### AIM OF THE EXERCISE
Copy out the lines that include the word "index".

---- LISTING

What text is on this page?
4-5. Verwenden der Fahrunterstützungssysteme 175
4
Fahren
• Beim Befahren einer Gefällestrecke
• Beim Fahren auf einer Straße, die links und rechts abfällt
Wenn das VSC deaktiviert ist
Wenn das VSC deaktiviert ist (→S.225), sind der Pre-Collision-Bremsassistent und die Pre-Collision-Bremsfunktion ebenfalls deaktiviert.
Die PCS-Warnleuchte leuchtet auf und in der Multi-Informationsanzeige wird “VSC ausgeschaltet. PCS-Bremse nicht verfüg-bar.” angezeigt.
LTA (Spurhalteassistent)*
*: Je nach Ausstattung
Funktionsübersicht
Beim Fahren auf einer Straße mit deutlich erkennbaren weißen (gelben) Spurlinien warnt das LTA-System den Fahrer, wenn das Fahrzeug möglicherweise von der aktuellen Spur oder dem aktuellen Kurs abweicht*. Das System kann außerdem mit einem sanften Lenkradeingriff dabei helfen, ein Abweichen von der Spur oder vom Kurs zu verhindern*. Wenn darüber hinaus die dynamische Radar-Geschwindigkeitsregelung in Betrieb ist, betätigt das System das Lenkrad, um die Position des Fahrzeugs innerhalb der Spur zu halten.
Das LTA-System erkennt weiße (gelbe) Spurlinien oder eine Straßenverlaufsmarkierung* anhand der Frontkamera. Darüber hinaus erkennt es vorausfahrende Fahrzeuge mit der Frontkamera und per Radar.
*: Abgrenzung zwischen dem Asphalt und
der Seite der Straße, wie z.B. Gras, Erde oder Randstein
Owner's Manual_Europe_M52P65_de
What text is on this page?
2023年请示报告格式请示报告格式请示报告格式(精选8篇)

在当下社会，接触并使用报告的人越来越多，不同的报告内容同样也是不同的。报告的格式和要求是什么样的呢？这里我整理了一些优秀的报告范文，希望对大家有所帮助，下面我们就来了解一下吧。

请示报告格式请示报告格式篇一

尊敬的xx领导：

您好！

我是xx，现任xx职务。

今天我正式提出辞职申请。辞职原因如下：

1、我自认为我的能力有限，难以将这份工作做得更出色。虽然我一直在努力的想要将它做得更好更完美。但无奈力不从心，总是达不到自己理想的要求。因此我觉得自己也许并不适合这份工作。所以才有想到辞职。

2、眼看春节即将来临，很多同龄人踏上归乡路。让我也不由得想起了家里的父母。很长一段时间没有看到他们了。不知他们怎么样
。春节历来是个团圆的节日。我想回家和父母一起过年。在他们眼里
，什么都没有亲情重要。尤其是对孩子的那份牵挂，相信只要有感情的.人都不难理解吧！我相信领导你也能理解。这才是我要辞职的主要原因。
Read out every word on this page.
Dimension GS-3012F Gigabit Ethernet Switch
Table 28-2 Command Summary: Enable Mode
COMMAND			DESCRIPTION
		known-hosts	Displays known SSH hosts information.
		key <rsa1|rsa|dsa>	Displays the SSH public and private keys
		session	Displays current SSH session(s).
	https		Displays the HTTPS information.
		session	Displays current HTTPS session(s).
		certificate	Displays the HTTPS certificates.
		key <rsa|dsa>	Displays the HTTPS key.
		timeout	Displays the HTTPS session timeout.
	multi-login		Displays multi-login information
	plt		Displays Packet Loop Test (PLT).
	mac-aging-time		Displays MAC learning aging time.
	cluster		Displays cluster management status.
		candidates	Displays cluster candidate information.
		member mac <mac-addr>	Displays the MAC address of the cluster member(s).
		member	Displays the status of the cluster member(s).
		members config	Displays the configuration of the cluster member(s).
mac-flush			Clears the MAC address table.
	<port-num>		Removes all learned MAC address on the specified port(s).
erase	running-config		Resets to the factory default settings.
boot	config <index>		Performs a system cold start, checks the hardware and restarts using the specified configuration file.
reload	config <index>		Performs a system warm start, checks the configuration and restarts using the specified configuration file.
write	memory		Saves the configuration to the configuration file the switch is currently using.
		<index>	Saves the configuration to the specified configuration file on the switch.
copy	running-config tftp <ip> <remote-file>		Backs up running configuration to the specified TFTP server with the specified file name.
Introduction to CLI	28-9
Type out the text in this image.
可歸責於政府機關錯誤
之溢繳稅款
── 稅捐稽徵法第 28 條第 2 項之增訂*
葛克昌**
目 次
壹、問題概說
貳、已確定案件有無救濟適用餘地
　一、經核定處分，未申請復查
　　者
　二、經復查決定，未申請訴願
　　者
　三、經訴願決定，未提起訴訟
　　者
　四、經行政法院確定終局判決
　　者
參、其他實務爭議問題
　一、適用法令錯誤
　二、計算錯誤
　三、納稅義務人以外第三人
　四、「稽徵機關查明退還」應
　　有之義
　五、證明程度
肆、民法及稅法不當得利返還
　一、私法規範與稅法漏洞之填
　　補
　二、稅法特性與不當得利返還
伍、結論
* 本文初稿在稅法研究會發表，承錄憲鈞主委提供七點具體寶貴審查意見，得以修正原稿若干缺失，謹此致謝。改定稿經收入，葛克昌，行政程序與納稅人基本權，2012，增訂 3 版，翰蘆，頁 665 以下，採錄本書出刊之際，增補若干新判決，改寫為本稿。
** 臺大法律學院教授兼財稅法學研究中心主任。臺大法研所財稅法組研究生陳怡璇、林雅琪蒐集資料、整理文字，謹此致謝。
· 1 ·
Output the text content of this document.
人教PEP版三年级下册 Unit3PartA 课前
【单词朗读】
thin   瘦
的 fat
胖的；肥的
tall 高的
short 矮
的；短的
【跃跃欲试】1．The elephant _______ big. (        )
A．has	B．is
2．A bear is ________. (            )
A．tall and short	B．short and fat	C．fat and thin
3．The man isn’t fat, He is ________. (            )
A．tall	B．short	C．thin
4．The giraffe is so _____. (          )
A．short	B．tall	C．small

--------

### PROBLEM SOLUTION
boot	config <index>		Performs a system cold start, checks the hardware and restarts using the specified configuration file.
reload	config <index>		Performs a system warm start, checks the configuration and restarts using the specified configuration file.
		<index>	Saves the configuration to the specified configuration file on the switch.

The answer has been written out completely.